» The problem
Transcribe every line exactly and omit anything that is a picture.

» Provided records
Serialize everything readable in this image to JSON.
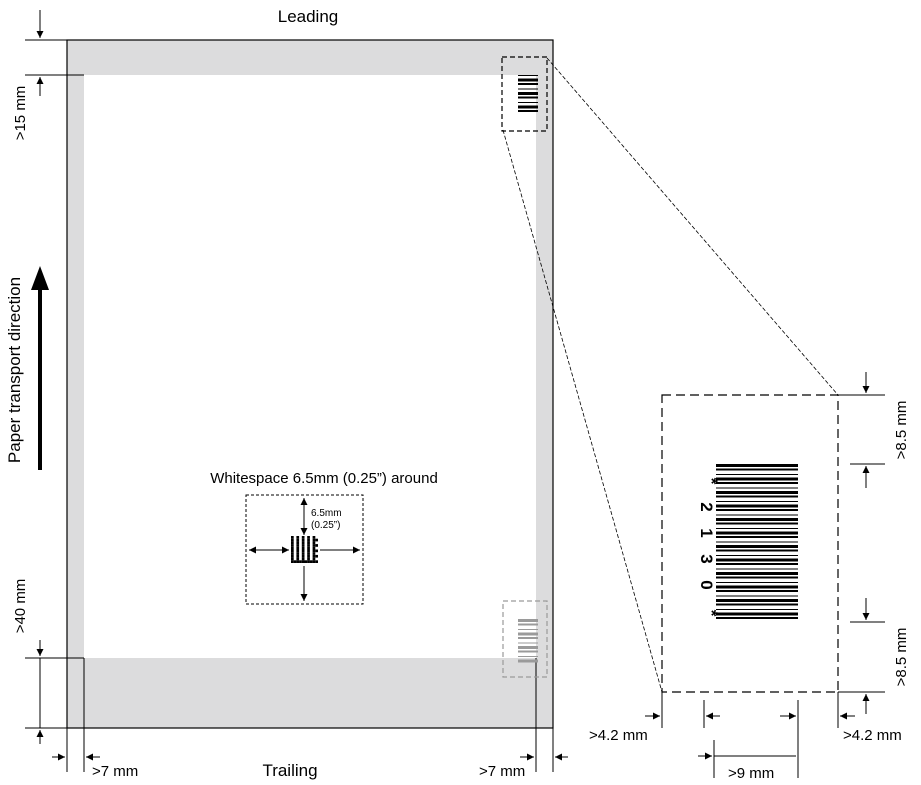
{
  "labels": {
    "leading": "Leading",
    "trailing": "Trailing",
    "transport": "Paper transport direction",
    "whitespace_title": "Whitespace 6.5mm (0.25”) around",
    "ws_mm": "6.5mm",
    "ws_in": "(0.25”)",
    "top_margin": ">15 mm",
    "bottom_margin": ">40 mm",
    "left_margin": ">7 mm",
    "right_margin": ">7 mm",
    "zoom_top": ">8.5 mm",
    "zoom_bottom": ">8.5 mm",
    "zoom_left": ">4.2 mm",
    "zoom_right": ">4.2 mm",
    "zoom_width": ">9 mm",
    "barcode_chars": [
      "*",
      "2",
      "1",
      "3",
      "0",
      "*"
    ]
  },
  "colors": {
    "margin_gray": "#dcdcdd",
    "line": "#000000",
    "ghost_barcode": "#9a9a9a"
  },
  "icons": {
    "transport_arrow": "arrow-up-icon",
    "datamatrix": "datamatrix-icon",
    "barcode": "barcode-icon"
  }
}
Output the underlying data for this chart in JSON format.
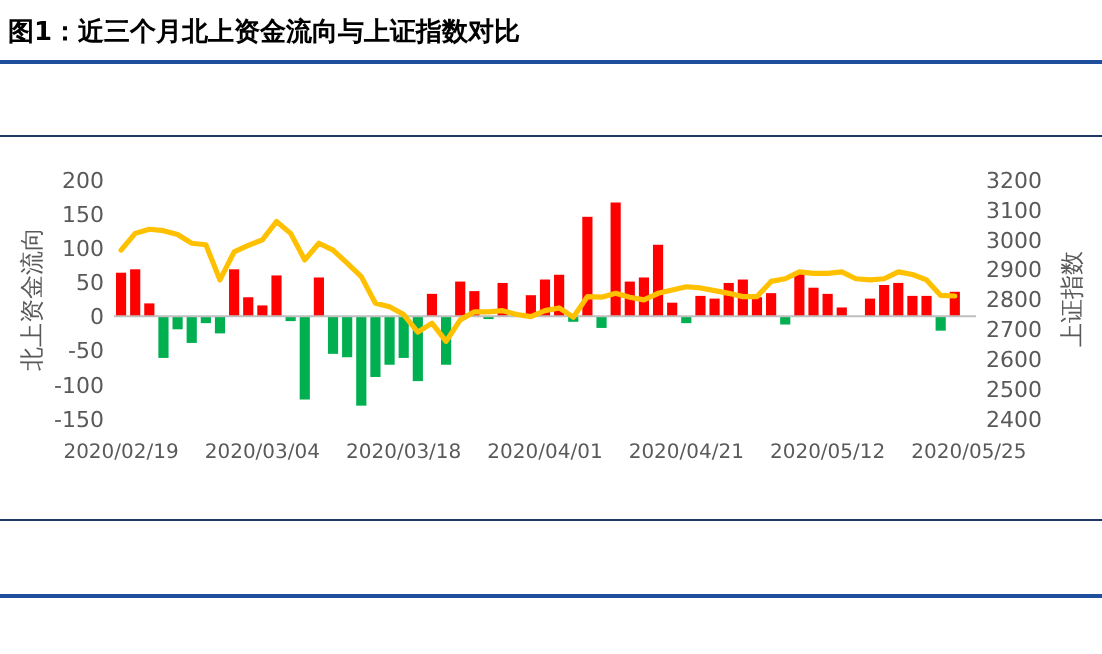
{
  "chart_data": {
    "type": "bar",
    "title": "图1：近三个月北上资金流向与上证指数对比",
    "ylabel": "北上资金流向",
    "y2label": "上证指数",
    "categories": [
      "2020/02/19",
      null,
      null,
      null,
      null,
      null,
      null,
      null,
      null,
      null,
      "2020/03/04",
      null,
      null,
      null,
      null,
      null,
      null,
      null,
      null,
      null,
      "2020/03/18",
      null,
      null,
      null,
      null,
      null,
      null,
      null,
      null,
      null,
      "2020/04/01",
      null,
      null,
      null,
      null,
      null,
      null,
      null,
      null,
      null,
      "2020/04/21",
      null,
      null,
      null,
      null,
      null,
      null,
      null,
      null,
      null,
      "2020/05/12",
      null,
      null,
      null,
      null,
      null,
      null,
      null,
      null,
      null,
      "2020/05/25"
    ],
    "ylim": [
      -150,
      200
    ],
    "yticks": [
      -150,
      -100,
      -50,
      0,
      50,
      100,
      150,
      200
    ],
    "y2lim": [
      2400,
      3200
    ],
    "y2ticks": [
      2400,
      2500,
      2600,
      2700,
      2800,
      2900,
      3000,
      3100,
      3200
    ],
    "series": [
      {
        "values": [
          64,
          69,
          19,
          -61,
          -19,
          -39,
          -10,
          -25,
          69,
          28,
          16,
          60,
          -7,
          -122,
          57,
          -55,
          -60,
          -131,
          -89,
          -71,
          -61,
          -95,
          33,
          -71,
          51,
          37,
          -4,
          49,
          null,
          31,
          54,
          61,
          -8,
          146,
          -17,
          167,
          51,
          57,
          105,
          20,
          -10,
          30,
          26,
          49,
          54,
          28,
          34,
          -12,
          64,
          42,
          33,
          13,
          null,
          26,
          46,
          49,
          30,
          30,
          -21,
          36,
          null
        ],
        "colors": [
          "#ff0000",
          "#ff0000",
          "#ff0000",
          "#00b050",
          "#00b050",
          "#00b050",
          "#00b050",
          "#00b050",
          "#ff0000",
          "#ff0000",
          "#ff0000",
          "#ff0000",
          "#00b050",
          "#00b050",
          "#ff0000",
          "#00b050",
          "#00b050",
          "#00b050",
          "#00b050",
          "#00b050",
          "#00b050",
          "#00b050",
          "#ff0000",
          "#00b050",
          "#ff0000",
          "#ff0000",
          "#00b050",
          "#ff0000",
          null,
          "#ff0000",
          "#ff0000",
          "#ff0000",
          "#00b050",
          "#ff0000",
          "#00b050",
          "#ff0000",
          "#ff0000",
          "#ff0000",
          "#ff0000",
          "#ff0000",
          "#00b050",
          "#ff0000",
          "#ff0000",
          "#ff0000",
          "#ff0000",
          "#ff0000",
          "#ff0000",
          "#00b050",
          "#ff0000",
          "#ff0000",
          "#ff0000",
          "#ff0000",
          null,
          "#ff0000",
          "#ff0000",
          "#ff0000",
          "#ff0000",
          "#ff0000",
          "#00b050",
          "#ff0000",
          null
        ]
      },
      {
        "type": "line",
        "axis": "y2",
        "color": "#ffc000",
        "values": [
          2965,
          3021,
          3035,
          3030,
          3017,
          2988,
          2983,
          2865,
          2959,
          2981,
          2999,
          3061,
          3021,
          2932,
          2988,
          2965,
          2921,
          2876,
          2787,
          2775,
          2749,
          2690,
          2720,
          2659,
          2731,
          2758,
          2758,
          2762,
          2749,
          2742,
          2762,
          2771,
          2740,
          2809,
          2807,
          2820,
          2807,
          2798,
          2820,
          2831,
          2842,
          2838,
          2829,
          2820,
          2809,
          2809,
          2860,
          2869,
          2892,
          2887,
          2887,
          2892,
          2869,
          2865,
          2869,
          2892,
          2883,
          2865,
          2813,
          2811,
          null
        ]
      }
    ]
  }
}
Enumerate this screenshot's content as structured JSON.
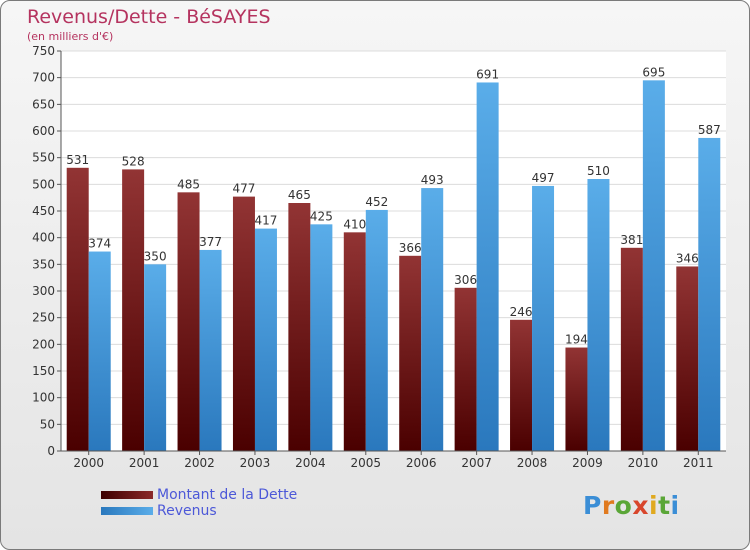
{
  "title": "Revenus/Dette - BéSAYES",
  "subtitle": "(en milliers d'€)",
  "logo": {
    "text": "Proxiti",
    "letter_colors": [
      "#3b8ed6",
      "#e07a1f",
      "#5aa637",
      "#d8462c",
      "#e0a91f",
      "#5aa637",
      "#3b8ed6"
    ]
  },
  "colors": {
    "dette": "#8b1e1e",
    "revenus": "#3f9ee4",
    "title": "#b5335f",
    "legend_text": "#4c58d8"
  },
  "legend": {
    "dette_label": "Montant de la Dette",
    "revenus_label": "Revenus"
  },
  "chart_data": {
    "type": "bar",
    "categories": [
      "2000",
      "2001",
      "2002",
      "2003",
      "2004",
      "2005",
      "2006",
      "2007",
      "2008",
      "2009",
      "2010",
      "2011"
    ],
    "series": [
      {
        "name": "Montant de la Dette",
        "values": [
          531,
          528,
          485,
          477,
          465,
          410,
          366,
          306,
          246,
          194,
          381,
          346
        ]
      },
      {
        "name": "Revenus",
        "values": [
          374,
          350,
          377,
          417,
          425,
          452,
          493,
          691,
          497,
          510,
          695,
          587
        ]
      }
    ],
    "yticks": [
      0,
      50,
      100,
      150,
      200,
      250,
      300,
      350,
      400,
      450,
      500,
      550,
      600,
      650,
      700,
      750
    ],
    "ylim": [
      0,
      750
    ],
    "grid": true,
    "legend_position": "bottom-left"
  }
}
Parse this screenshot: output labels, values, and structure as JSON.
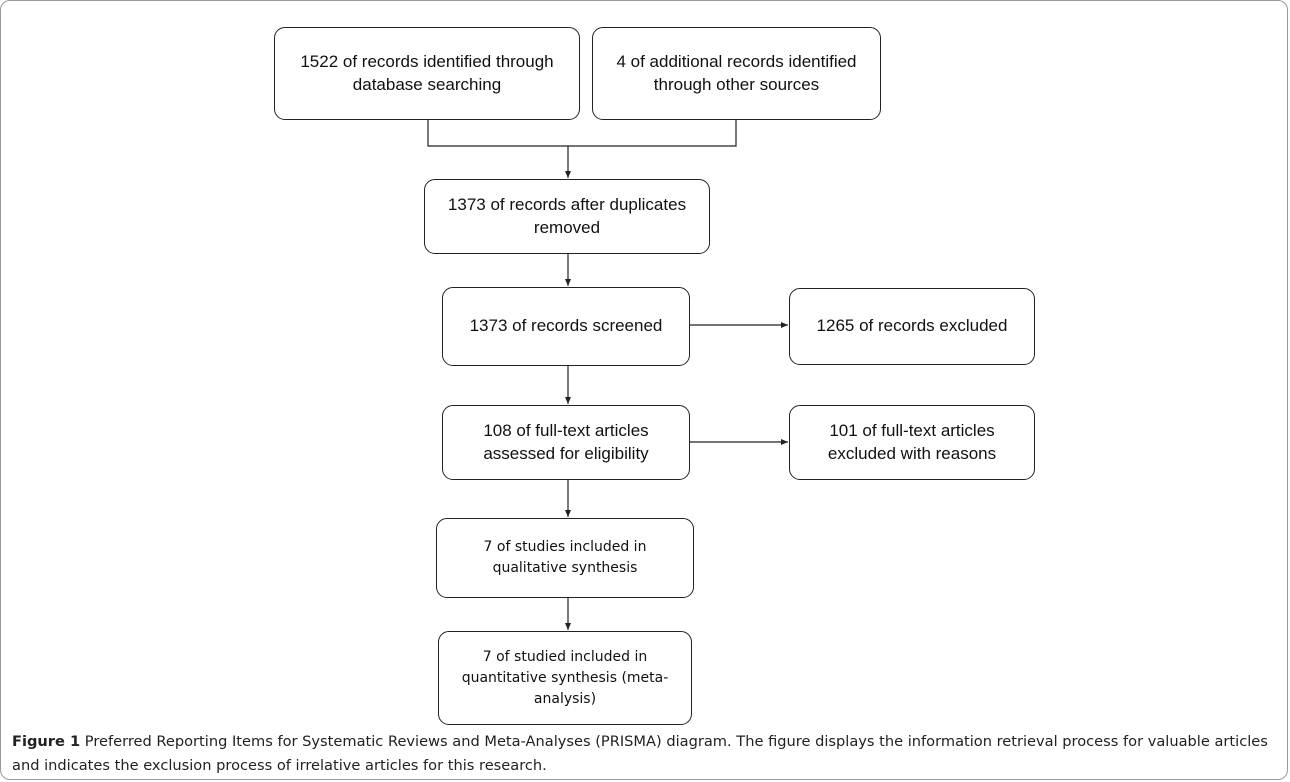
{
  "diagram": {
    "boxes": {
      "identified_db": "1522 of records identified through database searching",
      "identified_other": "4 of additional records identified through other sources",
      "after_duplicates": "1373 of records after duplicates removed",
      "screened": "1373 of records screened",
      "excluded_screen": "1265 of records excluded",
      "fulltext_assessed": "108 of full-text articles assessed for  eligibility",
      "fulltext_excluded": "101 of full-text articles excluded with reasons",
      "qualitative": "7 of studies included in qualitative synthesis",
      "quantitative": "7 of studied included in quantitative synthesis (meta-analysis)"
    }
  },
  "caption": {
    "label": "Figure 1",
    "text": " Preferred Reporting Items for Systematic Reviews and Meta-Analyses (PRISMA) diagram. The figure displays the information retrieval process for valuable articles and indicates the exclusion process of irrelative articles for this research."
  }
}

» Solution to this task
Serialize everything readable in this image to JSON.
{
  "labels": {
    "leading": "Leading",
    "trailing": "Trailing",
    "transport": "Paper transport direction",
    "whitespace_title": "Whitespace 6.5mm (0.25”) around",
    "ws_mm": "6.5mm",
    "ws_in": "(0.25”)",
    "top_margin": ">15 mm",
    "bottom_margin": ">40 mm",
    "left_margin": ">7 mm",
    "right_margin": ">7 mm",
    "zoom_top": ">8.5 mm",
    "zoom_bottom": ">8.5 mm",
    "zoom_left": ">4.2 mm",
    "zoom_right": ">4.2 mm",
    "zoom_width": ">9 mm",
    "barcode_chars": [
      "*",
      "2",
      "1",
      "3",
      "0",
      "*"
    ]
  },
  "colors": {
    "margin_gray": "#dcdcdd",
    "line": "#000000",
    "ghost_barcode": "#9a9a9a"
  },
  "icons": {
    "transport_arrow": "arrow-up-icon",
    "datamatrix": "datamatrix-icon",
    "barcode": "barcode-icon"
  }
}
Output the underlying data for this chart in JSON format.
{
  "chart_data": {
    "type": "bar",
    "title": "图1：近三个月北上资金流向与上证指数对比",
    "ylabel": "北上资金流向",
    "y2label": "上证指数",
    "categories": [
      "2020/02/19",
      null,
      null,
      null,
      null,
      null,
      null,
      null,
      null,
      null,
      "2020/03/04",
      null,
      null,
      null,
      null,
      null,
      null,
      null,
      null,
      null,
      "2020/03/18",
      null,
      null,
      null,
      null,
      null,
      null,
      null,
      null,
      null,
      "2020/04/01",
      null,
      null,
      null,
      null,
      null,
      null,
      null,
      null,
      null,
      "2020/04/21",
      null,
      null,
      null,
      null,
      null,
      null,
      null,
      null,
      null,
      "2020/05/12",
      null,
      null,
      null,
      null,
      null,
      null,
      null,
      null,
      null,
      "2020/05/25"
    ],
    "ylim": [
      -150,
      200
    ],
    "yticks": [
      -150,
      -100,
      -50,
      0,
      50,
      100,
      150,
      200
    ],
    "y2lim": [
      2400,
      3200
    ],
    "y2ticks": [
      2400,
      2500,
      2600,
      2700,
      2800,
      2900,
      3000,
      3100,
      3200
    ],
    "series": [
      {
        "values": [
          64,
          69,
          19,
          -61,
          -19,
          -39,
          -10,
          -25,
          69,
          28,
          16,
          60,
          -7,
          -122,
          57,
          -55,
          -60,
          -131,
          -89,
          -71,
          -61,
          -95,
          33,
          -71,
          51,
          37,
          -4,
          49,
          null,
          31,
          54,
          61,
          -8,
          146,
          -17,
          167,
          51,
          57,
          105,
          20,
          -10,
          30,
          26,
          49,
          54,
          28,
          34,
          -12,
          64,
          42,
          33,
          13,
          null,
          26,
          46,
          49,
          30,
          30,
          -21,
          36,
          null
        ],
        "colors": [
          "#ff0000",
          "#ff0000",
          "#ff0000",
          "#00b050",
          "#00b050",
          "#00b050",
          "#00b050",
          "#00b050",
          "#ff0000",
          "#ff0000",
          "#ff0000",
          "#ff0000",
          "#00b050",
          "#00b050",
          "#ff0000",
          "#00b050",
          "#00b050",
          "#00b050",
          "#00b050",
          "#00b050",
          "#00b050",
          "#00b050",
          "#ff0000",
          "#00b050",
          "#ff0000",
          "#ff0000",
          "#00b050",
          "#ff0000",
          null,
          "#ff0000",
          "#ff0000",
          "#ff0000",
          "#00b050",
          "#ff0000",
          "#00b050",
          "#ff0000",
          "#ff0000",
          "#ff0000",
          "#ff0000",
          "#ff0000",
          "#00b050",
          "#ff0000",
          "#ff0000",
          "#ff0000",
          "#ff0000",
          "#ff0000",
          "#ff0000",
          "#00b050",
          "#ff0000",
          "#ff0000",
          "#ff0000",
          "#ff0000",
          null,
          "#ff0000",
          "#ff0000",
          "#ff0000",
          "#ff0000",
          "#ff0000",
          "#00b050",
          "#ff0000",
          null
        ]
      },
      {
        "type": "line",
        "axis": "y2",
        "color": "#ffc000",
        "values": [
          2965,
          3021,
          3035,
          3030,
          3017,
          2988,
          2983,
          2865,
          2959,
          2981,
          2999,
          3061,
          3021,
          2932,
          2988,
          2965,
          2921,
          2876,
          2787,
          2775,
          2749,
          2690,
          2720,
          2659,
          2731,
          2758,
          2758,
          2762,
          2749,
          2742,
          2762,
          2771,
          2740,
          2809,
          2807,
          2820,
          2807,
          2798,
          2820,
          2831,
          2842,
          2838,
          2829,
          2820,
          2809,
          2809,
          2860,
          2869,
          2892,
          2887,
          2887,
          2892,
          2869,
          2865,
          2869,
          2892,
          2883,
          2865,
          2813,
          2811,
          null
        ]
      }
    ]
  }
}
Enumerate this screenshot's content as structured JSON.
{
  "title": "Revenus/Dette - BéSAYES",
  "subtitle": "(en milliers d'€)",
  "logo": {
    "text": "Proxiti",
    "letter_colors": [
      "#3b8ed6",
      "#e07a1f",
      "#5aa637",
      "#d8462c",
      "#e0a91f",
      "#5aa637",
      "#3b8ed6"
    ]
  },
  "colors": {
    "dette": "#8b1e1e",
    "revenus": "#3f9ee4",
    "title": "#b5335f",
    "legend_text": "#4c58d8"
  },
  "legend": {
    "dette_label": "Montant de la Dette",
    "revenus_label": "Revenus"
  },
  "chart_data": {
    "type": "bar",
    "categories": [
      "2000",
      "2001",
      "2002",
      "2003",
      "2004",
      "2005",
      "2006",
      "2007",
      "2008",
      "2009",
      "2010",
      "2011"
    ],
    "series": [
      {
        "name": "Montant de la Dette",
        "values": [
          531,
          528,
          485,
          477,
          465,
          410,
          366,
          306,
          246,
          194,
          381,
          346
        ]
      },
      {
        "name": "Revenus",
        "values": [
          374,
          350,
          377,
          417,
          425,
          452,
          493,
          691,
          497,
          510,
          695,
          587
        ]
      }
    ],
    "yticks": [
      0,
      50,
      100,
      150,
      200,
      250,
      300,
      350,
      400,
      450,
      500,
      550,
      600,
      650,
      700,
      750
    ],
    "ylim": [
      0,
      750
    ],
    "grid": true,
    "legend_position": "bottom-left"
  }
}
Parse this screenshot: output labels, values, and structure as JSON.
{
  "diagram": {
    "boxes": {
      "identified_db": "1522 of records identified through database searching",
      "identified_other": "4 of additional records identified through other sources",
      "after_duplicates": "1373 of records after duplicates removed",
      "screened": "1373 of records screened",
      "excluded_screen": "1265 of records excluded",
      "fulltext_assessed": "108 of full-text articles assessed for  eligibility",
      "fulltext_excluded": "101 of full-text articles excluded with reasons",
      "qualitative": "7 of studies included in qualitative synthesis",
      "quantitative": "7 of studied included in quantitative synthesis (meta-analysis)"
    }
  },
  "caption": {
    "label": "Figure 1",
    "text": " Preferred Reporting Items for Systematic Reviews and Meta-Analyses (PRISMA) diagram. The figure displays the information retrieval process for valuable articles and indicates the exclusion process of irrelative articles for this research."
  }
}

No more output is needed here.